## [PROBLEM DESCRIPTION]
Determine the number of lines holding the word "fait"; answer with that number only.

[Saved data entries]
════════════════
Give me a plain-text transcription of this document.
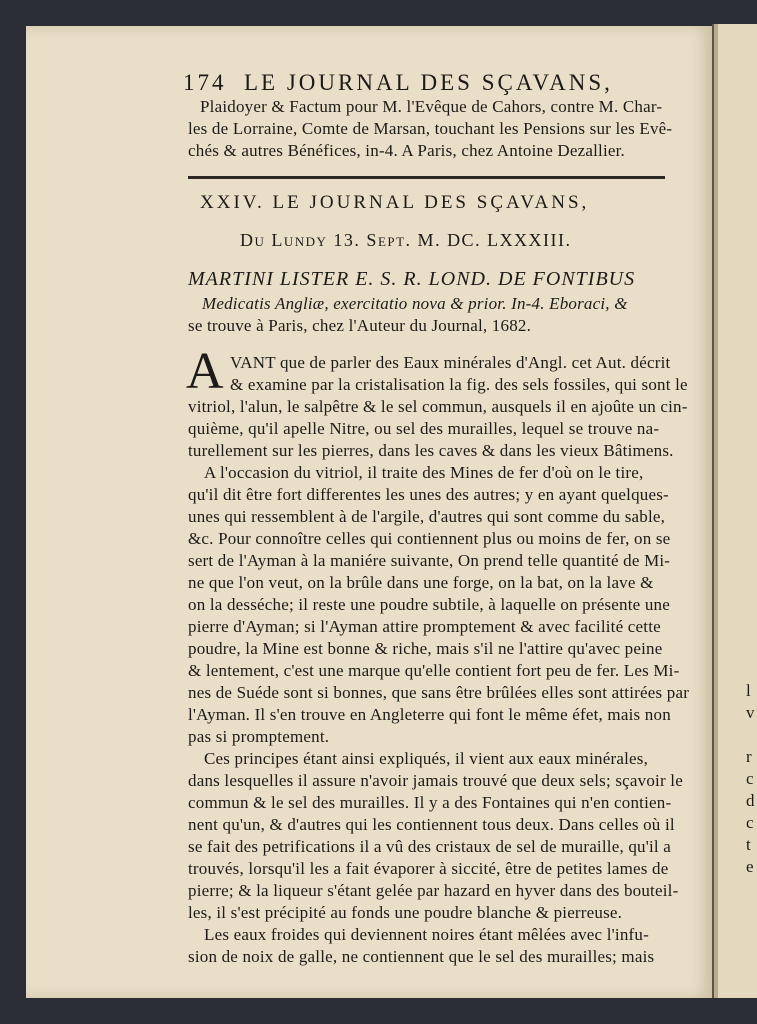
174 LE JOURNAL DES SÇAVANS,
Plaidoyer & Factum pour M. l'Evêque de Cahors, contre M. Char-
les de Lorraine, Comte de Marsan, touchant les Pensions sur les Evê-
chés & autres Bénéfices, in-4. A Paris, chez Antoine Dezallier.
XXIV. LE JOURNAL DES SÇAVANS,
Du Lundy 13. Sept. M. DC. LXXXIII.
MARTINI LISTER E. S. R. LOND. DE FONTIBUS
Medicatis Angliæ, exercitatio nova & prior. In-4. Eboraci, &
se trouve à Paris, chez l'Auteur du Journal, 1682.
A VANT que de parler des Eaux minérales d'Angl. cet Aut. décrit
& examine par la cristalisation la fig. des sels fossiles, qui sont le
vitriol, l'alun, le salpêtre & le sel commun, ausquels il en ajoûte un cin-
quième, qu'il apelle Nitre, ou sel des murailles, lequel se trouve na-
turellement sur les pierres, dans les caves & dans les vieux Bâtimens.
A l'occasion du vitriol, il traite des Mines de fer d'où on le tire,
qu'il dit être fort differentes les unes des autres; y en ayant quelques-
unes qui ressemblent à de l'argile, d'autres qui sont comme du sable,
&c. Pour connoître celles qui contiennent plus ou moins de fer, on se
sert de l'Ayman à la maniére suivante, On prend telle quantité de Mi-
ne que l'on veut, on la brûle dans une forge, on la bat, on la lave &
on la desséche; il reste une poudre subtile, à laquelle on présente une
pierre d'Ayman; si l'Ayman attire promptement & avec facilité cette
poudre, la Mine est bonne & riche, mais s'il ne l'attire qu'avec peine
& lentement, c'est une marque qu'elle contient fort peu de fer. Les Mi-
nes de Suéde sont si bonnes, que sans être brûlées elles sont attirées par
l'Ayman. Il s'en trouve en Angleterre qui font le même éfet, mais non
pas si promptement.
Ces principes étant ainsi expliqués, il vient aux eaux minérales,
dans lesquelles il assure n'avoir jamais trouvé que deux sels; sçavoir le
commun & le sel des murailles. Il y a des Fontaines qui n'en contien-
nent qu'un, & d'autres qui les contiennent tous deux. Dans celles où il
se fait des petrifications il a vû des cristaux de sel de muraille, qu'il a
trouvés, lorsqu'il les a fait évaporer à siccité, être de petites lames de
pierre; & la liqueur s'étant gelée par hazard en hyver dans des bouteil-
les, il s'est précipité au fonds une poudre blanche & pierreuse.
Les eaux froides qui deviennent noires étant mêlées avec l'infu-
sion de noix de galle, ne contiennent que le sel des murailles; mais
l
v
r
c
d
c
t
e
════════════════
## [REPLY]
2